Short task — Where the data below has the string "JSON", return the whole line.

Material supplied —
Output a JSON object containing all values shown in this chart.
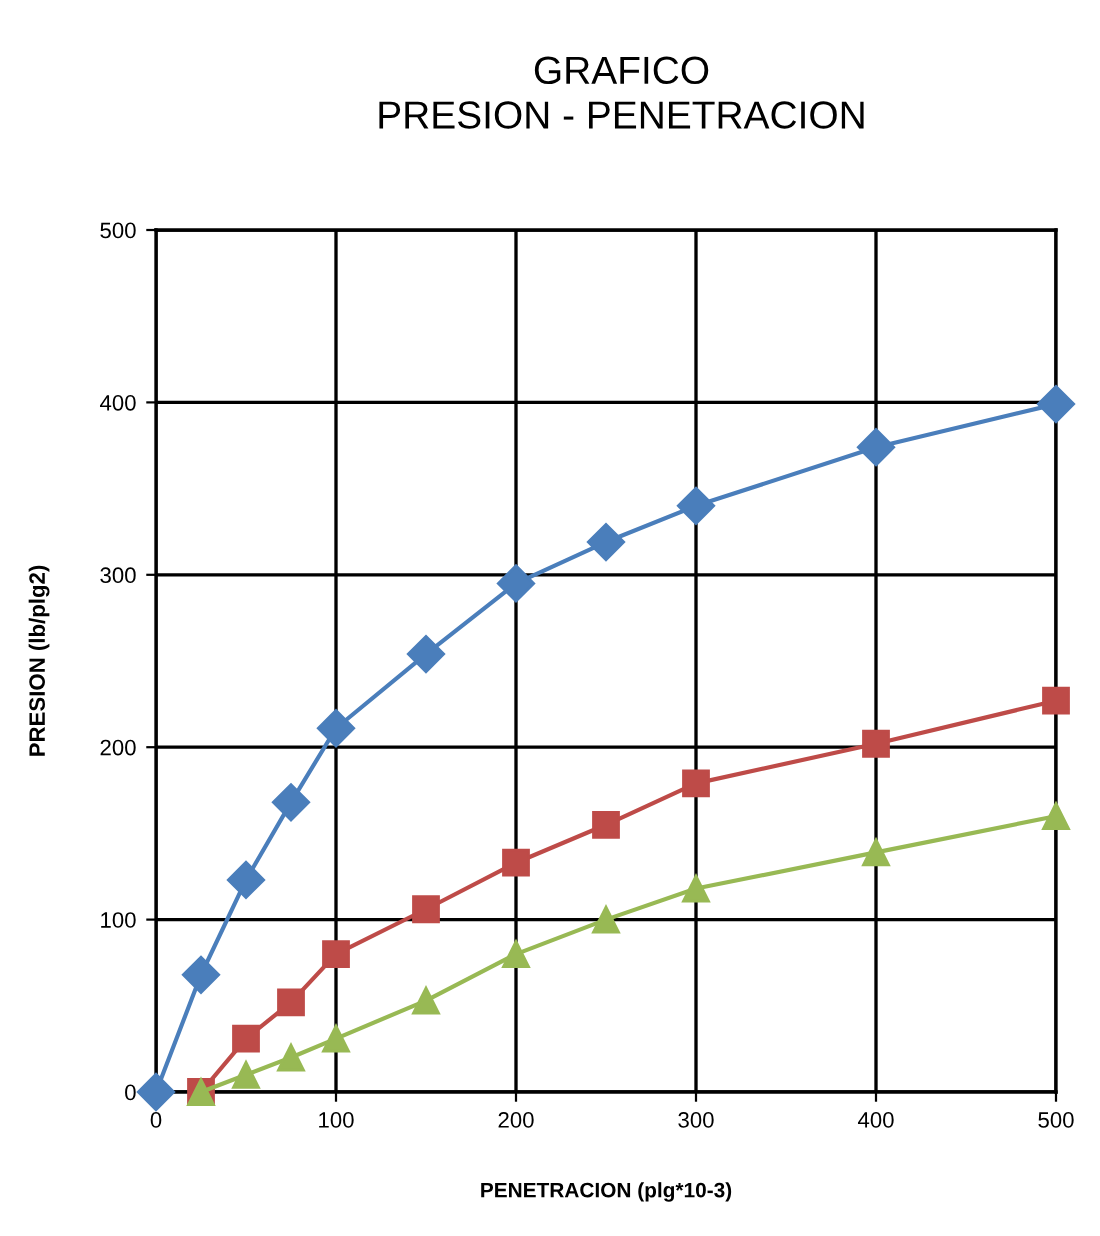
{
  "chart_data": {
    "type": "line",
    "title": "GRAFICO\nPRESION - PENETRACION",
    "xlabel": "PENETRACION (plg*10-3)",
    "ylabel": "PRESION (lb/plg2)",
    "xlim": [
      0,
      500
    ],
    "xticks": [
      0,
      100,
      200,
      300,
      400,
      500
    ],
    "ylim": [
      0,
      500
    ],
    "yticks": [
      0,
      100,
      200,
      300,
      400,
      500
    ],
    "grid": true,
    "series": [
      {
        "color": "#4a7ebb",
        "marker": "diamond",
        "x": [
          0,
          25,
          50,
          75,
          100,
          150,
          200,
          250,
          300,
          400,
          500
        ],
        "values": [
          0,
          68,
          123,
          168,
          211,
          254,
          295,
          319,
          340,
          374,
          399
        ]
      },
      {
        "color": "#be4b48",
        "marker": "square",
        "x": [
          25,
          50,
          75,
          100,
          150,
          200,
          250,
          300,
          400,
          500
        ],
        "values": [
          0,
          31,
          52,
          80,
          106,
          133,
          155,
          179,
          202,
          227
        ]
      },
      {
        "color": "#98b954",
        "marker": "triangle",
        "x": [
          25,
          50,
          75,
          100,
          150,
          200,
          250,
          300,
          400,
          500
        ],
        "values": [
          0,
          10,
          20,
          31,
          53,
          80,
          100,
          118,
          139,
          160
        ]
      }
    ]
  }
}
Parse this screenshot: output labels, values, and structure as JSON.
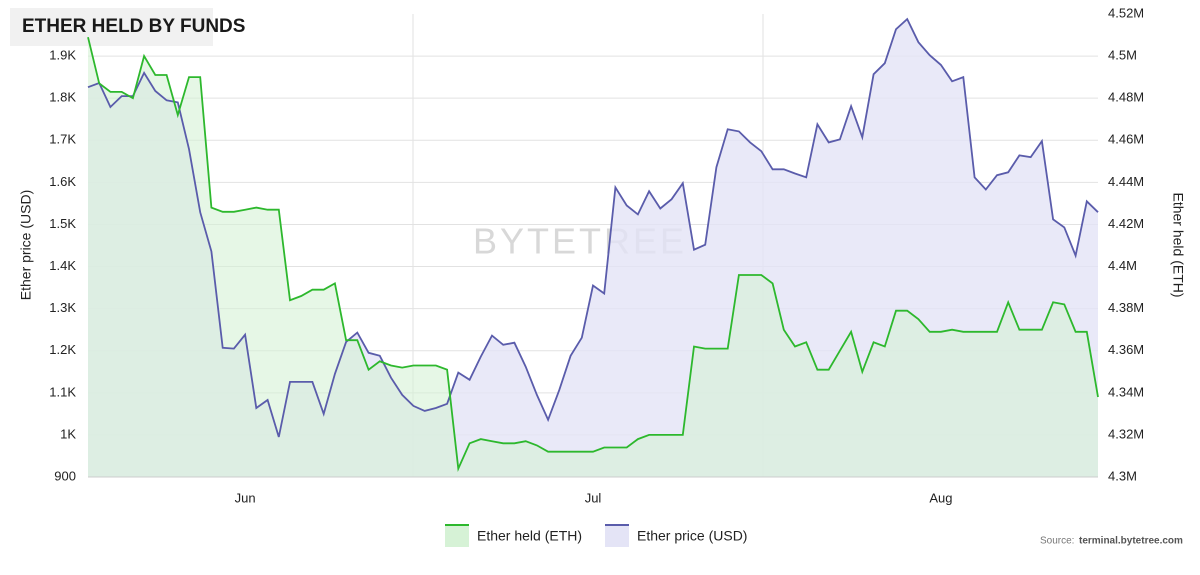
{
  "chart_data": {
    "type": "line",
    "title": "ETHER HELD BY FUNDS",
    "y_label": "Ether price (USD)",
    "y2_label": "Ether held (ETH)",
    "watermark": "BYTETREE",
    "source_label": "Source:",
    "source_site": "terminal.bytetree.com",
    "grid": true,
    "legend": "bottom",
    "categories": [
      null,
      null,
      null,
      null,
      null,
      null,
      null,
      null,
      null,
      null,
      null,
      null,
      null,
      null,
      "Jun",
      null,
      null,
      null,
      null,
      null,
      null,
      null,
      null,
      null,
      null,
      null,
      null,
      null,
      null,
      null,
      null,
      null,
      null,
      null,
      null,
      null,
      null,
      null,
      null,
      null,
      null,
      null,
      null,
      null,
      null,
      "Jul",
      null,
      null,
      null,
      null,
      null,
      null,
      null,
      null,
      null,
      null,
      null,
      null,
      null,
      null,
      null,
      null,
      null,
      null,
      null,
      null,
      null,
      null,
      null,
      null,
      null,
      null,
      null,
      null,
      null,
      null,
      "Aug",
      null,
      null,
      null,
      null,
      null,
      null,
      null,
      null,
      null,
      null,
      null,
      null,
      null,
      null
    ],
    "ylim": [
      900,
      2000
    ],
    "yticks": [
      900,
      {
        "value": 1000,
        "label": "1K"
      },
      {
        "value": 1100,
        "label": "1.1K"
      },
      {
        "value": 1200,
        "label": "1.2K"
      },
      {
        "value": 1300,
        "label": "1.3K"
      },
      {
        "value": 1400,
        "label": "1.4K"
      },
      {
        "value": 1500,
        "label": "1.5K"
      },
      {
        "value": 1600,
        "label": "1.6K"
      },
      {
        "value": 1700,
        "label": "1.7K"
      },
      {
        "value": 1800,
        "label": "1.8K"
      },
      {
        "value": 1900,
        "label": "1.9K"
      }
    ],
    "y2lim": [
      4300000,
      4520000
    ],
    "y2ticks": [
      {
        "value": 4300000,
        "label": "4.3M"
      },
      {
        "value": 4320000,
        "label": "4.32M"
      },
      {
        "value": 4340000,
        "label": "4.34M"
      },
      {
        "value": 4360000,
        "label": "4.36M"
      },
      {
        "value": 4380000,
        "label": "4.38M"
      },
      {
        "value": 4400000,
        "label": "4.4M"
      },
      {
        "value": 4420000,
        "label": "4.42M"
      },
      {
        "value": 4440000,
        "label": "4.44M"
      },
      {
        "value": 4460000,
        "label": "4.46M"
      },
      {
        "value": 4480000,
        "label": "4.48M"
      },
      {
        "value": 4500000,
        "label": "4.5M"
      },
      {
        "value": 4520000,
        "label": "4.52M"
      }
    ],
    "series": [
      {
        "name": "Ether held (ETH)",
        "color": "#2db82d",
        "fill": "#d6f2d6",
        "axis": "y2",
        "values": [
          4509000,
          4487000,
          4483000,
          4483000,
          4480000,
          4500000,
          4491000,
          4491000,
          4472000,
          4490000,
          4490000,
          4428000,
          4426000,
          4426000,
          4427000,
          4428000,
          4427000,
          4427000,
          4384000,
          4386000,
          4389000,
          4389000,
          4392000,
          4365000,
          4365000,
          4351000,
          4355000,
          4353000,
          4352000,
          4353000,
          4353000,
          4353000,
          4351000,
          4304000,
          4316000,
          4318000,
          4317000,
          4316000,
          4316000,
          4317000,
          4315000,
          4312000,
          4312000,
          4312000,
          4312000,
          4312000,
          4314000,
          4314000,
          4314000,
          4318000,
          4320000,
          4320000,
          4320000,
          4320000,
          4362000,
          4361000,
          4361000,
          4361000,
          4396000,
          4396000,
          4396000,
          4392000,
          4370000,
          4362000,
          4364000,
          4351000,
          4351000,
          4360000,
          4369000,
          4350000,
          4364000,
          4362000,
          4379000,
          4379000,
          4375000,
          4369000,
          4369000,
          4370000,
          4369000,
          4369000,
          4369000,
          4369000,
          4383000,
          4370000,
          4370000,
          4370000,
          4383000,
          4382000,
          4369000,
          4369000,
          4338000
        ]
      },
      {
        "name": "Ether price (USD)",
        "color": "#5a5cab",
        "fill": "#e4e4f6",
        "axis": "y",
        "values": [
          1826,
          1836,
          1779,
          1805,
          1805,
          1860,
          1817,
          1795,
          1790,
          1679,
          1529,
          1436,
          1207,
          1205,
          1238,
          1064,
          1083,
          995,
          1126,
          1126,
          1126,
          1050,
          1145,
          1221,
          1243,
          1195,
          1188,
          1136,
          1095,
          1069,
          1057,
          1064,
          1074,
          1148,
          1131,
          1186,
          1236,
          1214,
          1219,
          1162,
          1095,
          1036,
          1107,
          1188,
          1231,
          1355,
          1336,
          1588,
          1545,
          1524,
          1579,
          1538,
          1560,
          1598,
          1440,
          1452,
          1636,
          1726,
          1721,
          1695,
          1674,
          1631,
          1631,
          1621,
          1612,
          1738,
          1695,
          1702,
          1781,
          1707,
          1857,
          1883,
          1964,
          1988,
          1933,
          1902,
          1879,
          1840,
          1850,
          1612,
          1583,
          1617,
          1624,
          1664,
          1660,
          1698,
          1512,
          1493,
          1426,
          1555,
          1529
        ]
      }
    ]
  }
}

Written reply —
Output a JSON object containing all values shown in this chart.
Parse this screenshot: output labels, values, and structure as JSON.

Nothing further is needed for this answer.